TASK DETAILS —
Without skipping anything, write out each record below exactly.

RECORDS PROVIDED —

>> start

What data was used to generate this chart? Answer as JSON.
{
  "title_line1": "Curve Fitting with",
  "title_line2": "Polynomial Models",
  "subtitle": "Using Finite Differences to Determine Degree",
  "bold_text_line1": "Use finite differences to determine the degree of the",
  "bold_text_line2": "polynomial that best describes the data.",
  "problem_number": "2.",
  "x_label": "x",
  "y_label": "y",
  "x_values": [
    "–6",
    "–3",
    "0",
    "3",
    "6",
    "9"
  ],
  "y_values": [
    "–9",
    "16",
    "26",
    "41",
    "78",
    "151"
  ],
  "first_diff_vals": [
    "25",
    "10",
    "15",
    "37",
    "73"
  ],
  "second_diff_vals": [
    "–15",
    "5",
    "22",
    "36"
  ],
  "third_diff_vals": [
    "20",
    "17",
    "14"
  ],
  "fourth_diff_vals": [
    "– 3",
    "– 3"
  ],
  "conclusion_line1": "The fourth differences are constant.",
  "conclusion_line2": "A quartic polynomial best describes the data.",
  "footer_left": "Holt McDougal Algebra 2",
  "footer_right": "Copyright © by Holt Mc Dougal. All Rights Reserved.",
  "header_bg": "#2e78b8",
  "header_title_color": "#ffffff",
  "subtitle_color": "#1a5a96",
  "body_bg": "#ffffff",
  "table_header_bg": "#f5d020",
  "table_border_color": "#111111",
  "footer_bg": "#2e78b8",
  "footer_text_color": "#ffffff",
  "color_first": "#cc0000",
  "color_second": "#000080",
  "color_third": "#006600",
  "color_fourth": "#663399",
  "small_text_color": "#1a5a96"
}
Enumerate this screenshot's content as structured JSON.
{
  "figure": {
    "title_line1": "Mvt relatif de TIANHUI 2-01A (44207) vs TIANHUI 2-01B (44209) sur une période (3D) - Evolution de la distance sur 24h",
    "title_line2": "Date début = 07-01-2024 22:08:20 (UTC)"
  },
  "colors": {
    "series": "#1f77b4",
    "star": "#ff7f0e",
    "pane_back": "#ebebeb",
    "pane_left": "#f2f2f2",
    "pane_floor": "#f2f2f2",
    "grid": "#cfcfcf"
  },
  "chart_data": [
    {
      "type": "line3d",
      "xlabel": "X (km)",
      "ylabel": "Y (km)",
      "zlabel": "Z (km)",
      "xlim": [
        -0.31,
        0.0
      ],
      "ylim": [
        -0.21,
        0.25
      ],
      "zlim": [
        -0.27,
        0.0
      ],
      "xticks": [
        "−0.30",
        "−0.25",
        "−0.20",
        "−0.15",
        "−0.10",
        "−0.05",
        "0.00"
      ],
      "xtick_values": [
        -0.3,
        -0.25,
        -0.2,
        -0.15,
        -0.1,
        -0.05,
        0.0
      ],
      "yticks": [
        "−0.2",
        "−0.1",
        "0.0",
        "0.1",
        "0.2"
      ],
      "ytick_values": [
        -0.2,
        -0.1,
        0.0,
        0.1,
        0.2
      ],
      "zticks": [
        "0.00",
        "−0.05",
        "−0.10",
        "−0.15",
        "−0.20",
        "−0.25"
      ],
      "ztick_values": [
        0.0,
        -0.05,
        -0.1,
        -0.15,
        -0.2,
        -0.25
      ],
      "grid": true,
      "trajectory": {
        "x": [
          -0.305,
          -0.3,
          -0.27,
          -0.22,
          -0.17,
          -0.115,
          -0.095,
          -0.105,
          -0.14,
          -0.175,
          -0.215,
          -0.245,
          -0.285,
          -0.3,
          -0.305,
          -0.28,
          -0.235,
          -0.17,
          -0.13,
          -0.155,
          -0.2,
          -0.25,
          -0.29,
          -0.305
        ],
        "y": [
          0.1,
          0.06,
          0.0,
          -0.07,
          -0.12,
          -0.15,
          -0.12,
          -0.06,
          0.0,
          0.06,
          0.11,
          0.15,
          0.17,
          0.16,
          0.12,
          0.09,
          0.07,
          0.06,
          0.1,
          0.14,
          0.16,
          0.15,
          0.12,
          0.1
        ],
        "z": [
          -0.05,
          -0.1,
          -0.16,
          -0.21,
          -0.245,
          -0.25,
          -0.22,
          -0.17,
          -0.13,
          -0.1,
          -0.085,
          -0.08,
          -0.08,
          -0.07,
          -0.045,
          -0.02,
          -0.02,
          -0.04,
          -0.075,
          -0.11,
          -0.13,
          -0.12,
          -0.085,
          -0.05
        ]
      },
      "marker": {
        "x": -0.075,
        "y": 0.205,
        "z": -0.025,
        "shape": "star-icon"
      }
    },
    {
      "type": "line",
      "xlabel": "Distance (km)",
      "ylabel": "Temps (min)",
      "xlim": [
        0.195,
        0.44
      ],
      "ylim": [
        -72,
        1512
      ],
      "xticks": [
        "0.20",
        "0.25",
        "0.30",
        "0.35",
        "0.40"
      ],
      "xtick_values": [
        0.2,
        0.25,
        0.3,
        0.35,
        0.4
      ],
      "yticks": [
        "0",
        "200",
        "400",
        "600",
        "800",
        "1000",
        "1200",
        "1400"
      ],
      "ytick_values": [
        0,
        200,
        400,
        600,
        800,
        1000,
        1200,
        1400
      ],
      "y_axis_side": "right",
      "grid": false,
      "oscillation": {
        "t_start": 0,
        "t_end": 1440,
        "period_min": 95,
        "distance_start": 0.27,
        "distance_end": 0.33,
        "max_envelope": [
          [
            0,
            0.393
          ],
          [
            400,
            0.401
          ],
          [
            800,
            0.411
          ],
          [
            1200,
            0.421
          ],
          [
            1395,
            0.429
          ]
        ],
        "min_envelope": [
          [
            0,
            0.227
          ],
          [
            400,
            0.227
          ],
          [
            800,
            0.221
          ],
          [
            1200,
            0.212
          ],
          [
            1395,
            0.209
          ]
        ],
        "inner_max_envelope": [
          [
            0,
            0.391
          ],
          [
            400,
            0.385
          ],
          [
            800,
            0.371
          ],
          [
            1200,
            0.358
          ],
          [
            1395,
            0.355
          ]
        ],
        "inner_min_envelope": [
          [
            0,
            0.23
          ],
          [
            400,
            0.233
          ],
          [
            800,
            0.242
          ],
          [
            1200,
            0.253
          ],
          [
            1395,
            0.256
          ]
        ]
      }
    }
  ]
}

>> end

OUTPUT FOR THIS TASK —
What data was used to generate this chart? Answer as JSON.
{
  "title_line1": "Curve Fitting with",
  "title_line2": "Polynomial Models",
  "subtitle": "Using Finite Differences to Determine Degree",
  "bold_text_line1": "Use finite differences to determine the degree of the",
  "bold_text_line2": "polynomial that best describes the data.",
  "problem_number": "2.",
  "x_label": "x",
  "y_label": "y",
  "x_values": [
    "–6",
    "–3",
    "0",
    "3",
    "6",
    "9"
  ],
  "y_values": [
    "–9",
    "16",
    "26",
    "41",
    "78",
    "151"
  ],
  "first_diff_vals": [
    "25",
    "10",
    "15",
    "37",
    "73"
  ],
  "second_diff_vals": [
    "–15",
    "5",
    "22",
    "36"
  ],
  "third_diff_vals": [
    "20",
    "17",
    "14"
  ],
  "fourth_diff_vals": [
    "– 3",
    "– 3"
  ],
  "conclusion_line1": "The fourth differences are constant.",
  "conclusion_line2": "A quartic polynomial best describes the data.",
  "footer_left": "Holt McDougal Algebra 2",
  "footer_right": "Copyright © by Holt Mc Dougal. All Rights Reserved.",
  "header_bg": "#2e78b8",
  "header_title_color": "#ffffff",
  "subtitle_color": "#1a5a96",
  "body_bg": "#ffffff",
  "table_header_bg": "#f5d020",
  "table_border_color": "#111111",
  "footer_bg": "#2e78b8",
  "footer_text_color": "#ffffff",
  "color_first": "#cc0000",
  "color_second": "#000080",
  "color_third": "#006600",
  "color_fourth": "#663399",
  "small_text_color": "#1a5a96"
}
Enumerate this screenshot's content as structured JSON.
{
  "figure": {
    "title_line1": "Mvt relatif de TIANHUI 2-01A (44207) vs TIANHUI 2-01B (44209) sur une période (3D) - Evolution de la distance sur 24h",
    "title_line2": "Date début = 07-01-2024 22:08:20 (UTC)"
  },
  "colors": {
    "series": "#1f77b4",
    "star": "#ff7f0e",
    "pane_back": "#ebebeb",
    "pane_left": "#f2f2f2",
    "pane_floor": "#f2f2f2",
    "grid": "#cfcfcf"
  },
  "chart_data": [
    {
      "type": "line3d",
      "xlabel": "X (km)",
      "ylabel": "Y (km)",
      "zlabel": "Z (km)",
      "xlim": [
        -0.31,
        0.0
      ],
      "ylim": [
        -0.21,
        0.25
      ],
      "zlim": [
        -0.27,
        0.0
      ],
      "xticks": [
        "−0.30",
        "−0.25",
        "−0.20",
        "−0.15",
        "−0.10",
        "−0.05",
        "0.00"
      ],
      "xtick_values": [
        -0.3,
        -0.25,
        -0.2,
        -0.15,
        -0.1,
        -0.05,
        0.0
      ],
      "yticks": [
        "−0.2",
        "−0.1",
        "0.0",
        "0.1",
        "0.2"
      ],
      "ytick_values": [
        -0.2,
        -0.1,
        0.0,
        0.1,
        0.2
      ],
      "zticks": [
        "0.00",
        "−0.05",
        "−0.10",
        "−0.15",
        "−0.20",
        "−0.25"
      ],
      "ztick_values": [
        0.0,
        -0.05,
        -0.1,
        -0.15,
        -0.2,
        -0.25
      ],
      "grid": true,
      "trajectory": {
        "x": [
          -0.305,
          -0.3,
          -0.27,
          -0.22,
          -0.17,
          -0.115,
          -0.095,
          -0.105,
          -0.14,
          -0.175,
          -0.215,
          -0.245,
          -0.285,
          -0.3,
          -0.305,
          -0.28,
          -0.235,
          -0.17,
          -0.13,
          -0.155,
          -0.2,
          -0.25,
          -0.29,
          -0.305
        ],
        "y": [
          0.1,
          0.06,
          0.0,
          -0.07,
          -0.12,
          -0.15,
          -0.12,
          -0.06,
          0.0,
          0.06,
          0.11,
          0.15,
          0.17,
          0.16,
          0.12,
          0.09,
          0.07,
          0.06,
          0.1,
          0.14,
          0.16,
          0.15,
          0.12,
          0.1
        ],
        "z": [
          -0.05,
          -0.1,
          -0.16,
          -0.21,
          -0.245,
          -0.25,
          -0.22,
          -0.17,
          -0.13,
          -0.1,
          -0.085,
          -0.08,
          -0.08,
          -0.07,
          -0.045,
          -0.02,
          -0.02,
          -0.04,
          -0.075,
          -0.11,
          -0.13,
          -0.12,
          -0.085,
          -0.05
        ]
      },
      "marker": {
        "x": -0.075,
        "y": 0.205,
        "z": -0.025,
        "shape": "star-icon"
      }
    },
    {
      "type": "line",
      "xlabel": "Distance (km)",
      "ylabel": "Temps (min)",
      "xlim": [
        0.195,
        0.44
      ],
      "ylim": [
        -72,
        1512
      ],
      "xticks": [
        "0.20",
        "0.25",
        "0.30",
        "0.35",
        "0.40"
      ],
      "xtick_values": [
        0.2,
        0.25,
        0.3,
        0.35,
        0.4
      ],
      "yticks": [
        "0",
        "200",
        "400",
        "600",
        "800",
        "1000",
        "1200",
        "1400"
      ],
      "ytick_values": [
        0,
        200,
        400,
        600,
        800,
        1000,
        1200,
        1400
      ],
      "y_axis_side": "right",
      "grid": false,
      "oscillation": {
        "t_start": 0,
        "t_end": 1440,
        "period_min": 95,
        "distance_start": 0.27,
        "distance_end": 0.33,
        "max_envelope": [
          [
            0,
            0.393
          ],
          [
            400,
            0.401
          ],
          [
            800,
            0.411
          ],
          [
            1200,
            0.421
          ],
          [
            1395,
            0.429
          ]
        ],
        "min_envelope": [
          [
            0,
            0.227
          ],
          [
            400,
            0.227
          ],
          [
            800,
            0.221
          ],
          [
            1200,
            0.212
          ],
          [
            1395,
            0.209
          ]
        ],
        "inner_max_envelope": [
          [
            0,
            0.391
          ],
          [
            400,
            0.385
          ],
          [
            800,
            0.371
          ],
          [
            1200,
            0.358
          ],
          [
            1395,
            0.355
          ]
        ],
        "inner_min_envelope": [
          [
            0,
            0.23
          ],
          [
            400,
            0.233
          ],
          [
            800,
            0.242
          ],
          [
            1200,
            0.253
          ],
          [
            1395,
            0.256
          ]
        ]
      }
    }
  ]
}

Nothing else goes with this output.